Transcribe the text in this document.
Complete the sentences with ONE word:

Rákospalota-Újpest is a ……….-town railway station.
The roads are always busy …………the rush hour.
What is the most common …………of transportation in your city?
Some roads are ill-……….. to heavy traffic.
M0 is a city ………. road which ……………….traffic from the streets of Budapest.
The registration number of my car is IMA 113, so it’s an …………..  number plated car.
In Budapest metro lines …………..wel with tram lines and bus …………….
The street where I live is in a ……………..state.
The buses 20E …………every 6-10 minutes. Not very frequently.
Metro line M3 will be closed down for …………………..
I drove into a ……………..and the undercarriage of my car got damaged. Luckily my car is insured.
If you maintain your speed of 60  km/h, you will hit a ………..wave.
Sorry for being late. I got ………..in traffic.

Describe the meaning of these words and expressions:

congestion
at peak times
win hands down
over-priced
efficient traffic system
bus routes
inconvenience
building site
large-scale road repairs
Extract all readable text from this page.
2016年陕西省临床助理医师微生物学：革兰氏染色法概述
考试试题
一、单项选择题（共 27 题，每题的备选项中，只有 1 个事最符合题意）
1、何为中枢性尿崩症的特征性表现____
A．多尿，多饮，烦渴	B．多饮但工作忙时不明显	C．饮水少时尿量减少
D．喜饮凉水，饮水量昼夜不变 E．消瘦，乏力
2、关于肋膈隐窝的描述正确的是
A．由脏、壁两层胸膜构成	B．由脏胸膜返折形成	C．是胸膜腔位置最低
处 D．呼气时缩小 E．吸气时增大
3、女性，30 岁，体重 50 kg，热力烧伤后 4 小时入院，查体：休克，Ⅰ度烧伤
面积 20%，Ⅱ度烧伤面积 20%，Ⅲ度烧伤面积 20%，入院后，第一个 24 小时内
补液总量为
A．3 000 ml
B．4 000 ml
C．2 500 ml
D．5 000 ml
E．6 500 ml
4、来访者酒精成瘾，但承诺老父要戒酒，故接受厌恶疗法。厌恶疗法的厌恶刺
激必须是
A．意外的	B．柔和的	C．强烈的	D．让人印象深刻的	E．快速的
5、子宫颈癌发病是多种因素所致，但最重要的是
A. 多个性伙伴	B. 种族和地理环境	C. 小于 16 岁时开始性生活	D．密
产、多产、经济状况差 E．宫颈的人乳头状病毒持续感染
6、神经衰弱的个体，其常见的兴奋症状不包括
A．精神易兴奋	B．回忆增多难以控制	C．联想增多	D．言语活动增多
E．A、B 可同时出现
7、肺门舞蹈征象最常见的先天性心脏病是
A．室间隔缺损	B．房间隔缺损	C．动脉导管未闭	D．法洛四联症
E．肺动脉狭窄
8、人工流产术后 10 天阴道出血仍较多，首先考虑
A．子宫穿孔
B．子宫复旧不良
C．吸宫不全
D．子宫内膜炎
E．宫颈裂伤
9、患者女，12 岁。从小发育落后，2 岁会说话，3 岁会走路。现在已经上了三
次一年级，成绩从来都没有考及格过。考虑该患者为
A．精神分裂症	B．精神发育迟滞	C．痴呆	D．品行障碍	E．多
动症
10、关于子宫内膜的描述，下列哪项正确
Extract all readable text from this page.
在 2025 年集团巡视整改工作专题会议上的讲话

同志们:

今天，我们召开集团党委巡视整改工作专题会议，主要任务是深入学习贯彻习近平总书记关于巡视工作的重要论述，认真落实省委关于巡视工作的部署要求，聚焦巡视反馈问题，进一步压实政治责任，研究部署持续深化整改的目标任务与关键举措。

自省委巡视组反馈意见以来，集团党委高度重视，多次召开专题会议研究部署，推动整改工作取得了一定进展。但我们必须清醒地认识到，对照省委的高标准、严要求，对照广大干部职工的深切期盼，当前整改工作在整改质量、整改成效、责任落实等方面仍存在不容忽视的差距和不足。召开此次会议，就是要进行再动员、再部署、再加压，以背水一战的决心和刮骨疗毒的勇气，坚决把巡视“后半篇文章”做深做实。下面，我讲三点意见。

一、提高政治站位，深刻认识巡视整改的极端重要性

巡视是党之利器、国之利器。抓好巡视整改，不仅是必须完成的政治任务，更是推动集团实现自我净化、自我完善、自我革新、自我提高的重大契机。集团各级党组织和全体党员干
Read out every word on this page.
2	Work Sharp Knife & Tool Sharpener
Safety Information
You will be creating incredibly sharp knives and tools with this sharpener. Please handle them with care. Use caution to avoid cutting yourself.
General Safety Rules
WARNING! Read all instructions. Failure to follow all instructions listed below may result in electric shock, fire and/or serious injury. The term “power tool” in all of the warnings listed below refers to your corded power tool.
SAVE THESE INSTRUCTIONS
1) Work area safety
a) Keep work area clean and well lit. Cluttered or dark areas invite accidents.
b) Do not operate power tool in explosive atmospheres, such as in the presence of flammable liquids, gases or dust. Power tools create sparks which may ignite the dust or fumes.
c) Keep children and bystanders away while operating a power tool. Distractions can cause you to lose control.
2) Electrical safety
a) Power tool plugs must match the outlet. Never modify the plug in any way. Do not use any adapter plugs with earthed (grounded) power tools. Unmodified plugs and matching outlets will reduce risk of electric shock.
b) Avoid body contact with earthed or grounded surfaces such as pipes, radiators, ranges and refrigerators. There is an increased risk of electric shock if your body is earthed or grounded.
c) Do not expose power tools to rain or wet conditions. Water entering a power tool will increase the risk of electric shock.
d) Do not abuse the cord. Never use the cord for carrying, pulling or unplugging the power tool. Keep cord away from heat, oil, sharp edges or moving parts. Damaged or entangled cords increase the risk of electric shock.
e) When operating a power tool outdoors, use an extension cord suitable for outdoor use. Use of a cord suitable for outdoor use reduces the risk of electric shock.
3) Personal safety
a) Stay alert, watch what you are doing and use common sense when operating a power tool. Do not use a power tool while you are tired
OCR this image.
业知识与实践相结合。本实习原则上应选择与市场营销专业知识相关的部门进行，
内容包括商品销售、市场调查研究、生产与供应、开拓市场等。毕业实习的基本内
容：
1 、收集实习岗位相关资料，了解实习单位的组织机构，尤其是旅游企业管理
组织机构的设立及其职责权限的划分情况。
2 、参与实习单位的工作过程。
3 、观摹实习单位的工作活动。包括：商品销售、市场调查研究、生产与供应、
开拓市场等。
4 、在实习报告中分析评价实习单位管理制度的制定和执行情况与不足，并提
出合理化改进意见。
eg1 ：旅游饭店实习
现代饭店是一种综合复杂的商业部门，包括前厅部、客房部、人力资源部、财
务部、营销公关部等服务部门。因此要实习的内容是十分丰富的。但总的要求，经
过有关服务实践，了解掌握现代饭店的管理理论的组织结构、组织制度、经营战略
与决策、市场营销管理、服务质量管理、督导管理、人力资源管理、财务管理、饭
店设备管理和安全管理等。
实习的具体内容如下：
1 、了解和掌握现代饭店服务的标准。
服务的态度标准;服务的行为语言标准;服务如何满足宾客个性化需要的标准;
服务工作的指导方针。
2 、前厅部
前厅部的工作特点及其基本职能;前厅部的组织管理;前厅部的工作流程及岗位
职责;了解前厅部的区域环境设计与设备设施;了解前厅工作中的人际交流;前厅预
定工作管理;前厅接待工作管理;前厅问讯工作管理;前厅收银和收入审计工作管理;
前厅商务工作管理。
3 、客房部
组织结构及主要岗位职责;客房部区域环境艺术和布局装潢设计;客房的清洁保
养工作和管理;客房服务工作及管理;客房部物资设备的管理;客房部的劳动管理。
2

* _WHAT IS EXPECTED_:
Retype the data exactly as given.

* _RIGHT ANSWER_:
Transcribe the text in this document.
Complete the sentences with ONE word:

Rákospalota-Újpest is a ……….-town railway station.
The roads are always busy …………the rush hour.
What is the most common …………of transportation in your city?
Some roads are ill-……….. to heavy traffic.
M0 is a city ………. road which ……………….traffic from the streets of Budapest.
The registration number of my car is IMA 113, so it’s an …………..  number plated car.
In Budapest metro lines …………..wel with tram lines and bus …………….
The street where I live is in a ……………..state.
The buses 20E …………every 6-10 minutes. Not very frequently.
Metro line M3 will be closed down for …………………..
I drove into a ……………..and the undercarriage of my car got damaged. Luckily my car is insured.
If you maintain your speed of 60  km/h, you will hit a ………..wave.
Sorry for being late. I got ………..in traffic.

Describe the meaning of these words and expressions:

congestion
at peak times
win hands down
over-priced
efficient traffic system
bus routes
inconvenience
building site
large-scale road repairs
Extract all readable text from this page.
2016年陕西省临床助理医师微生物学：革兰氏染色法概述
考试试题
一、单项选择题（共 27 题，每题的备选项中，只有 1 个事最符合题意）
1、何为中枢性尿崩症的特征性表现____
A．多尿，多饮，烦渴	B．多饮但工作忙时不明显	C．饮水少时尿量减少
D．喜饮凉水，饮水量昼夜不变 E．消瘦，乏力
2、关于肋膈隐窝的描述正确的是
A．由脏、壁两层胸膜构成	B．由脏胸膜返折形成	C．是胸膜腔位置最低
处 D．呼气时缩小 E．吸气时增大
3、女性，30 岁，体重 50 kg，热力烧伤后 4 小时入院，查体：休克，Ⅰ度烧伤
面积 20%，Ⅱ度烧伤面积 20%，Ⅲ度烧伤面积 20%，入院后，第一个 24 小时内
补液总量为
A．3 000 ml
B．4 000 ml
C．2 500 ml
D．5 000 ml
E．6 500 ml
4、来访者酒精成瘾，但承诺老父要戒酒，故接受厌恶疗法。厌恶疗法的厌恶刺
激必须是
A．意外的	B．柔和的	C．强烈的	D．让人印象深刻的	E．快速的
5、子宫颈癌发病是多种因素所致，但最重要的是
A. 多个性伙伴	B. 种族和地理环境	C. 小于 16 岁时开始性生活	D．密
产、多产、经济状况差 E．宫颈的人乳头状病毒持续感染
6、神经衰弱的个体，其常见的兴奋症状不包括
A．精神易兴奋	B．回忆增多难以控制	C．联想增多	D．言语活动增多
E．A、B 可同时出现
7、肺门舞蹈征象最常见的先天性心脏病是
A．室间隔缺损	B．房间隔缺损	C．动脉导管未闭	D．法洛四联症
E．肺动脉狭窄
8、人工流产术后 10 天阴道出血仍较多，首先考虑
A．子宫穿孔
B．子宫复旧不良
C．吸宫不全
D．子宫内膜炎
E．宫颈裂伤
9、患者女，12 岁。从小发育落后，2 岁会说话，3 岁会走路。现在已经上了三
次一年级，成绩从来都没有考及格过。考虑该患者为
A．精神分裂症	B．精神发育迟滞	C．痴呆	D．品行障碍	E．多
动症
10、关于子宫内膜的描述，下列哪项正确
Extract all readable text from this page.
在 2025 年集团巡视整改工作专题会议上的讲话

同志们:

今天，我们召开集团党委巡视整改工作专题会议，主要任务是深入学习贯彻习近平总书记关于巡视工作的重要论述，认真落实省委关于巡视工作的部署要求，聚焦巡视反馈问题，进一步压实政治责任，研究部署持续深化整改的目标任务与关键举措。

自省委巡视组反馈意见以来，集团党委高度重视，多次召开专题会议研究部署，推动整改工作取得了一定进展。但我们必须清醒地认识到，对照省委的高标准、严要求，对照广大干部职工的深切期盼，当前整改工作在整改质量、整改成效、责任落实等方面仍存在不容忽视的差距和不足。召开此次会议，就是要进行再动员、再部署、再加压，以背水一战的决心和刮骨疗毒的勇气，坚决把巡视“后半篇文章”做深做实。下面，我讲三点意见。

一、提高政治站位，深刻认识巡视整改的极端重要性

巡视是党之利器、国之利器。抓好巡视整改，不仅是必须完成的政治任务，更是推动集团实现自我净化、自我完善、自我革新、自我提高的重大契机。集团各级党组织和全体党员干
Read out every word on this page.
2	Work Sharp Knife & Tool Sharpener
Safety Information
You will be creating incredibly sharp knives and tools with this sharpener. Please handle them with care. Use caution to avoid cutting yourself.
General Safety Rules
WARNING! Read all instructions. Failure to follow all instructions listed below may result in electric shock, fire and/or serious injury. The term “power tool” in all of the warnings listed below refers to your corded power tool.
SAVE THESE INSTRUCTIONS
1) Work area safety
a) Keep work area clean and well lit. Cluttered or dark areas invite accidents.
b) Do not operate power tool in explosive atmospheres, such as in the presence of flammable liquids, gases or dust. Power tools create sparks which may ignite the dust or fumes.
c) Keep children and bystanders away while operating a power tool. Distractions can cause you to lose control.
2) Electrical safety
a) Power tool plugs must match the outlet. Never modify the plug in any way. Do not use any adapter plugs with earthed (grounded) power tools. Unmodified plugs and matching outlets will reduce risk of electric shock.
b) Avoid body contact with earthed or grounded surfaces such as pipes, radiators, ranges and refrigerators. There is an increased risk of electric shock if your body is earthed or grounded.
c) Do not expose power tools to rain or wet conditions. Water entering a power tool will increase the risk of electric shock.
d) Do not abuse the cord. Never use the cord for carrying, pulling or unplugging the power tool. Keep cord away from heat, oil, sharp edges or moving parts. Damaged or entangled cords increase the risk of electric shock.
e) When operating a power tool outdoors, use an extension cord suitable for outdoor use. Use of a cord suitable for outdoor use reduces the risk of electric shock.
3) Personal safety
a) Stay alert, watch what you are doing and use common sense when operating a power tool. Do not use a power tool while you are tired
OCR this image.
业知识与实践相结合。本实习原则上应选择与市场营销专业知识相关的部门进行，
内容包括商品销售、市场调查研究、生产与供应、开拓市场等。毕业实习的基本内
容：
1 、收集实习岗位相关资料，了解实习单位的组织机构，尤其是旅游企业管理
组织机构的设立及其职责权限的划分情况。
2 、参与实习单位的工作过程。
3 、观摹实习单位的工作活动。包括：商品销售、市场调查研究、生产与供应、
开拓市场等。
4 、在实习报告中分析评价实习单位管理制度的制定和执行情况与不足，并提
出合理化改进意见。
eg1 ：旅游饭店实习
现代饭店是一种综合复杂的商业部门，包括前厅部、客房部、人力资源部、财
务部、营销公关部等服务部门。因此要实习的内容是十分丰富的。但总的要求，经
过有关服务实践，了解掌握现代饭店的管理理论的组织结构、组织制度、经营战略
与决策、市场营销管理、服务质量管理、督导管理、人力资源管理、财务管理、饭
店设备管理和安全管理等。
实习的具体内容如下：
1 、了解和掌握现代饭店服务的标准。
服务的态度标准;服务的行为语言标准;服务如何满足宾客个性化需要的标准;
服务工作的指导方针。
2 、前厅部
前厅部的工作特点及其基本职能;前厅部的组织管理;前厅部的工作流程及岗位
职责;了解前厅部的区域环境设计与设备设施;了解前厅工作中的人际交流;前厅预
定工作管理;前厅接待工作管理;前厅问讯工作管理;前厅收银和收入审计工作管理;
前厅商务工作管理。
3 、客房部
组织结构及主要岗位职责;客房部区域环境艺术和布局装潢设计;客房的清洁保
养工作和管理;客房服务工作及管理;客房部物资设备的管理;客房部的劳动管理。
2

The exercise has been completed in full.